* [EXERCISE REQUIREMENTS]
Please transcribe the listing below in full and word for word, without its pictures.

[Dataset items]
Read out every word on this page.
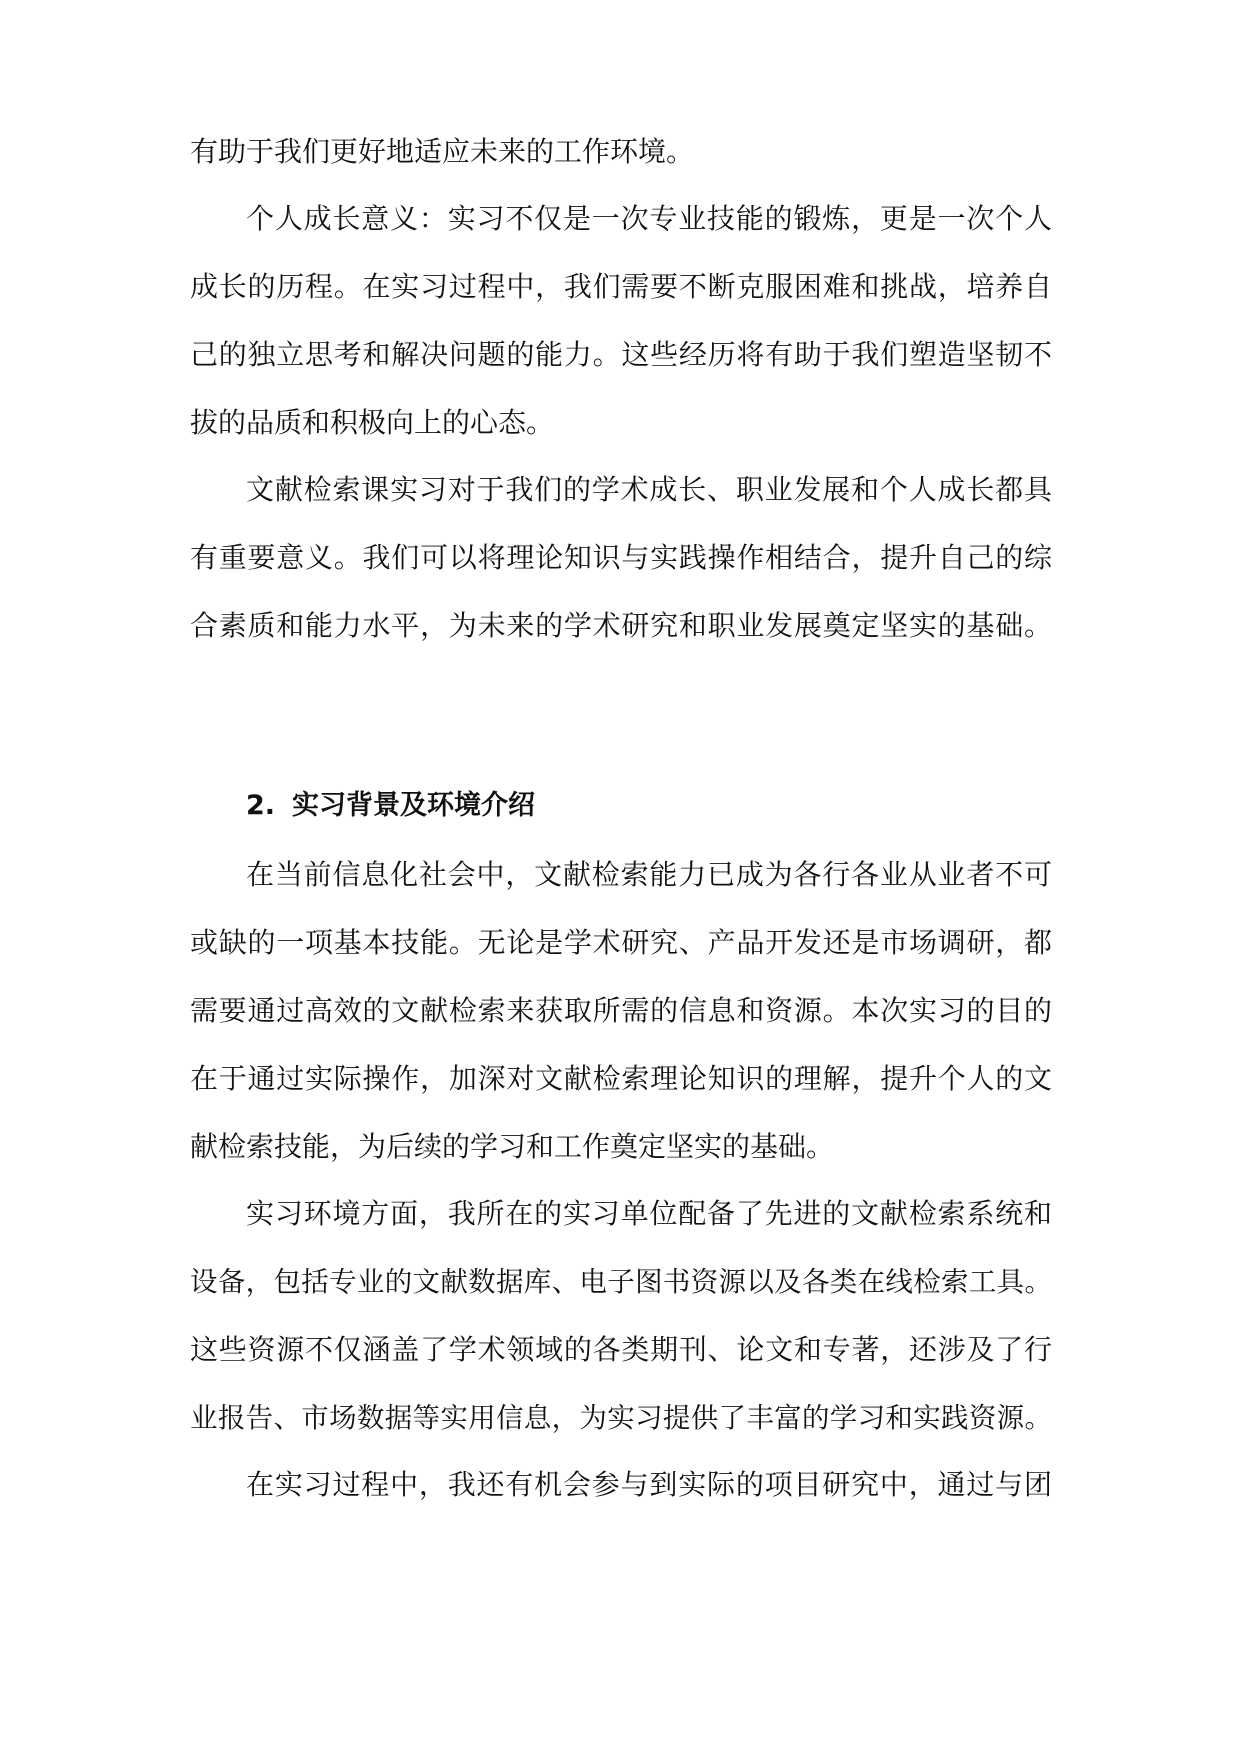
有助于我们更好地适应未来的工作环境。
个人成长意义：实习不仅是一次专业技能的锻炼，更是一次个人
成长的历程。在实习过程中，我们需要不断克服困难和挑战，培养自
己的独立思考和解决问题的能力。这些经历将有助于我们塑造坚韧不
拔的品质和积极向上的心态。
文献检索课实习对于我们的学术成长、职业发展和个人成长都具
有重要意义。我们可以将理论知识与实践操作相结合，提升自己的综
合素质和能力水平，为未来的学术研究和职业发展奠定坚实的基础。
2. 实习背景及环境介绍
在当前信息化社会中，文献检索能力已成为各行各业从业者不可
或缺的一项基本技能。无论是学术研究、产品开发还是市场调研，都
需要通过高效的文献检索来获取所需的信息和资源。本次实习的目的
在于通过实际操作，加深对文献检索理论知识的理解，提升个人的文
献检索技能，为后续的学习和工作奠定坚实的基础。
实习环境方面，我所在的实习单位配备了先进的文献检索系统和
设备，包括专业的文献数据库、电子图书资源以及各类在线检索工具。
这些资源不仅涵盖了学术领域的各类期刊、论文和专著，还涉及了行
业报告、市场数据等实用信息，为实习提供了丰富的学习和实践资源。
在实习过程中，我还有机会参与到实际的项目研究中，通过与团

* [FULL ANSWER]
Read out every word on this page.
有助于我们更好地适应未来的工作环境。
个人成长意义：实习不仅是一次专业技能的锻炼，更是一次个人
成长的历程。在实习过程中，我们需要不断克服困难和挑战，培养自
己的独立思考和解决问题的能力。这些经历将有助于我们塑造坚韧不
拔的品质和积极向上的心态。
文献检索课实习对于我们的学术成长、职业发展和个人成长都具
有重要意义。我们可以将理论知识与实践操作相结合，提升自己的综
合素质和能力水平，为未来的学术研究和职业发展奠定坚实的基础。
2. 实习背景及环境介绍
在当前信息化社会中，文献检索能力已成为各行各业从业者不可
或缺的一项基本技能。无论是学术研究、产品开发还是市场调研，都
需要通过高效的文献检索来获取所需的信息和资源。本次实习的目的
在于通过实际操作，加深对文献检索理论知识的理解，提升个人的文
献检索技能，为后续的学习和工作奠定坚实的基础。
实习环境方面，我所在的实习单位配备了先进的文献检索系统和
设备，包括专业的文献数据库、电子图书资源以及各类在线检索工具。
这些资源不仅涵盖了学术领域的各类期刊、论文和专著，还涉及了行
业报告、市场数据等实用信息，为实习提供了丰富的学习和实践资源。
在实习过程中，我还有机会参与到实际的项目研究中，通过与团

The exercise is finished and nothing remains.